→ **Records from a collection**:
____

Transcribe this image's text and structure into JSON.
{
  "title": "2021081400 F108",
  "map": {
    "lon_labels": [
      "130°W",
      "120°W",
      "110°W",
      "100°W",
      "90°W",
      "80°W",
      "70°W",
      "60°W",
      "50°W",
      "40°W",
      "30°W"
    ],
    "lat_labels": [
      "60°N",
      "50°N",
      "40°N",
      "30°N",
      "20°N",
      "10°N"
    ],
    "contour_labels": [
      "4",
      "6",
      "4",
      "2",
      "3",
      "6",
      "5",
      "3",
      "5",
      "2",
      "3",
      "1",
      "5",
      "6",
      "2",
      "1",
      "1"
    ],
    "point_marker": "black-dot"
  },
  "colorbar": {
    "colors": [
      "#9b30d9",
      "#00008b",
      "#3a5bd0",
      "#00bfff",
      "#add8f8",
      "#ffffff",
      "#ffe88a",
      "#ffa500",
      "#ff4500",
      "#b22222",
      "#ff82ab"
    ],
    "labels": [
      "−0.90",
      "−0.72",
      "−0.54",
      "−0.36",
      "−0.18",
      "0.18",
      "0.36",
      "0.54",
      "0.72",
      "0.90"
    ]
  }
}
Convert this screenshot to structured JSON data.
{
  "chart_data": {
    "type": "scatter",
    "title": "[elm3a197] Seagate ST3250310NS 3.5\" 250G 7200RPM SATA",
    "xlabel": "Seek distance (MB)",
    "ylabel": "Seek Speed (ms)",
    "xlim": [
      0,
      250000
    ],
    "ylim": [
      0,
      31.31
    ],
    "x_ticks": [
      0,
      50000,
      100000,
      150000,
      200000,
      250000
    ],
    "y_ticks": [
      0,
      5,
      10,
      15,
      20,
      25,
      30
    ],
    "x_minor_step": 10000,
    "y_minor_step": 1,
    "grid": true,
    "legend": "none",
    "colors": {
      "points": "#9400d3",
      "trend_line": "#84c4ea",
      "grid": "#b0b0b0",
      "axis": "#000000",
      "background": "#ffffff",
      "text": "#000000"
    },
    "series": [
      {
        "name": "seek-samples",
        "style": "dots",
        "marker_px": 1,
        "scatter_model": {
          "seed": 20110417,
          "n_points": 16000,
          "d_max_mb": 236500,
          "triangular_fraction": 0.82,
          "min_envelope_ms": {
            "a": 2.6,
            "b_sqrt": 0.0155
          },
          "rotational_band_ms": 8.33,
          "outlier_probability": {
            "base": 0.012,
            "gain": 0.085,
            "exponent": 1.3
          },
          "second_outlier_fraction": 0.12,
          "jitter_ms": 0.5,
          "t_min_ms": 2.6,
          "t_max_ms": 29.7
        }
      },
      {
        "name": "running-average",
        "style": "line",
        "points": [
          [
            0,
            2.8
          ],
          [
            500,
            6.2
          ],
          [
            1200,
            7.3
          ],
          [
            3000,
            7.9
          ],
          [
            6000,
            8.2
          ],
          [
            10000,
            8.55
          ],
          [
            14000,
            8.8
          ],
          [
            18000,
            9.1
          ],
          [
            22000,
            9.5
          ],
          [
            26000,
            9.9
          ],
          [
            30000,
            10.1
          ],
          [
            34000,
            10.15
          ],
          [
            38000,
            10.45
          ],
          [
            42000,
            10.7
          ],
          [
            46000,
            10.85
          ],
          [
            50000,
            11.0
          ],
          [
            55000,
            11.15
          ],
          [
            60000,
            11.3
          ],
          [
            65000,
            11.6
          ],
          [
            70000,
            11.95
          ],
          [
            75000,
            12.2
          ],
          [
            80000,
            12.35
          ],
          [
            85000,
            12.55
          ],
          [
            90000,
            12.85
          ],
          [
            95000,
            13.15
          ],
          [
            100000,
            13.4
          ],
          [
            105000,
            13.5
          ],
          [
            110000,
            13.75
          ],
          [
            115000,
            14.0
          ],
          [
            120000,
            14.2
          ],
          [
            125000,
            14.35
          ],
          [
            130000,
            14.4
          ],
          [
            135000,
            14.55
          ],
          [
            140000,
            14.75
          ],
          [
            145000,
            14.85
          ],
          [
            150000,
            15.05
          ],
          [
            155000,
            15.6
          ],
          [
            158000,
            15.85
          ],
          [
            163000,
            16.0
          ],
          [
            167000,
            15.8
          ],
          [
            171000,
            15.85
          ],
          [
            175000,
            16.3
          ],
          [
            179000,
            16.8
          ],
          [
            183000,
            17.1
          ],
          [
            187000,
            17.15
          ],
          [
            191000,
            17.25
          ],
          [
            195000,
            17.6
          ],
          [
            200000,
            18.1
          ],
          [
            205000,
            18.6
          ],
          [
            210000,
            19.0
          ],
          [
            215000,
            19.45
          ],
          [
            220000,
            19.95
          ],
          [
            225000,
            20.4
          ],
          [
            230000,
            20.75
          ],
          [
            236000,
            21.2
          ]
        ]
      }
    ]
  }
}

____

→ **Written problem**: Repeat the listing exactly, from its first line to its last.

→ **In response**:
Transcribe this image's text and structure into JSON.
{
  "title": "2021081400 F108",
  "map": {
    "lon_labels": [
      "130°W",
      "120°W",
      "110°W",
      "100°W",
      "90°W",
      "80°W",
      "70°W",
      "60°W",
      "50°W",
      "40°W",
      "30°W"
    ],
    "lat_labels": [
      "60°N",
      "50°N",
      "40°N",
      "30°N",
      "20°N",
      "10°N"
    ],
    "contour_labels": [
      "4",
      "6",
      "4",
      "2",
      "3",
      "6",
      "5",
      "3",
      "5",
      "2",
      "3",
      "1",
      "5",
      "6",
      "2",
      "1",
      "1"
    ],
    "point_marker": "black-dot"
  },
  "colorbar": {
    "colors": [
      "#9b30d9",
      "#00008b",
      "#3a5bd0",
      "#00bfff",
      "#add8f8",
      "#ffffff",
      "#ffe88a",
      "#ffa500",
      "#ff4500",
      "#b22222",
      "#ff82ab"
    ],
    "labels": [
      "−0.90",
      "−0.72",
      "−0.54",
      "−0.36",
      "−0.18",
      "0.18",
      "0.36",
      "0.54",
      "0.72",
      "0.90"
    ]
  }
}
Convert this screenshot to structured JSON data.
{
  "chart_data": {
    "type": "scatter",
    "title": "[elm3a197] Seagate ST3250310NS 3.5\" 250G 7200RPM SATA",
    "xlabel": "Seek distance (MB)",
    "ylabel": "Seek Speed (ms)",
    "xlim": [
      0,
      250000
    ],
    "ylim": [
      0,
      31.31
    ],
    "x_ticks": [
      0,
      50000,
      100000,
      150000,
      200000,
      250000
    ],
    "y_ticks": [
      0,
      5,
      10,
      15,
      20,
      25,
      30
    ],
    "x_minor_step": 10000,
    "y_minor_step": 1,
    "grid": true,
    "legend": "none",
    "colors": {
      "points": "#9400d3",
      "trend_line": "#84c4ea",
      "grid": "#b0b0b0",
      "axis": "#000000",
      "background": "#ffffff",
      "text": "#000000"
    },
    "series": [
      {
        "name": "seek-samples",
        "style": "dots",
        "marker_px": 1,
        "scatter_model": {
          "seed": 20110417,
          "n_points": 16000,
          "d_max_mb": 236500,
          "triangular_fraction": 0.82,
          "min_envelope_ms": {
            "a": 2.6,
            "b_sqrt": 0.0155
          },
          "rotational_band_ms": 8.33,
          "outlier_probability": {
            "base": 0.012,
            "gain": 0.085,
            "exponent": 1.3
          },
          "second_outlier_fraction": 0.12,
          "jitter_ms": 0.5,
          "t_min_ms": 2.6,
          "t_max_ms": 29.7
        }
      },
      {
        "name": "running-average",
        "style": "line",
        "points": [
          [
            0,
            2.8
          ],
          [
            500,
            6.2
          ],
          [
            1200,
            7.3
          ],
          [
            3000,
            7.9
          ],
          [
            6000,
            8.2
          ],
          [
            10000,
            8.55
          ],
          [
            14000,
            8.8
          ],
          [
            18000,
            9.1
          ],
          [
            22000,
            9.5
          ],
          [
            26000,
            9.9
          ],
          [
            30000,
            10.1
          ],
          [
            34000,
            10.15
          ],
          [
            38000,
            10.45
          ],
          [
            42000,
            10.7
          ],
          [
            46000,
            10.85
          ],
          [
            50000,
            11.0
          ],
          [
            55000,
            11.15
          ],
          [
            60000,
            11.3
          ],
          [
            65000,
            11.6
          ],
          [
            70000,
            11.95
          ],
          [
            75000,
            12.2
          ],
          [
            80000,
            12.35
          ],
          [
            85000,
            12.55
          ],
          [
            90000,
            12.85
          ],
          [
            95000,
            13.15
          ],
          [
            100000,
            13.4
          ],
          [
            105000,
            13.5
          ],
          [
            110000,
            13.75
          ],
          [
            115000,
            14.0
          ],
          [
            120000,
            14.2
          ],
          [
            125000,
            14.35
          ],
          [
            130000,
            14.4
          ],
          [
            135000,
            14.55
          ],
          [
            140000,
            14.75
          ],
          [
            145000,
            14.85
          ],
          [
            150000,
            15.05
          ],
          [
            155000,
            15.6
          ],
          [
            158000,
            15.85
          ],
          [
            163000,
            16.0
          ],
          [
            167000,
            15.8
          ],
          [
            171000,
            15.85
          ],
          [
            175000,
            16.3
          ],
          [
            179000,
            16.8
          ],
          [
            183000,
            17.1
          ],
          [
            187000,
            17.15
          ],
          [
            191000,
            17.25
          ],
          [
            195000,
            17.6
          ],
          [
            200000,
            18.1
          ],
          [
            205000,
            18.6
          ],
          [
            210000,
            19.0
          ],
          [
            215000,
            19.45
          ],
          [
            220000,
            19.95
          ],
          [
            225000,
            20.4
          ],
          [
            230000,
            20.75
          ],
          [
            236000,
            21.2
          ]
        ]
      }
    ]
  }
}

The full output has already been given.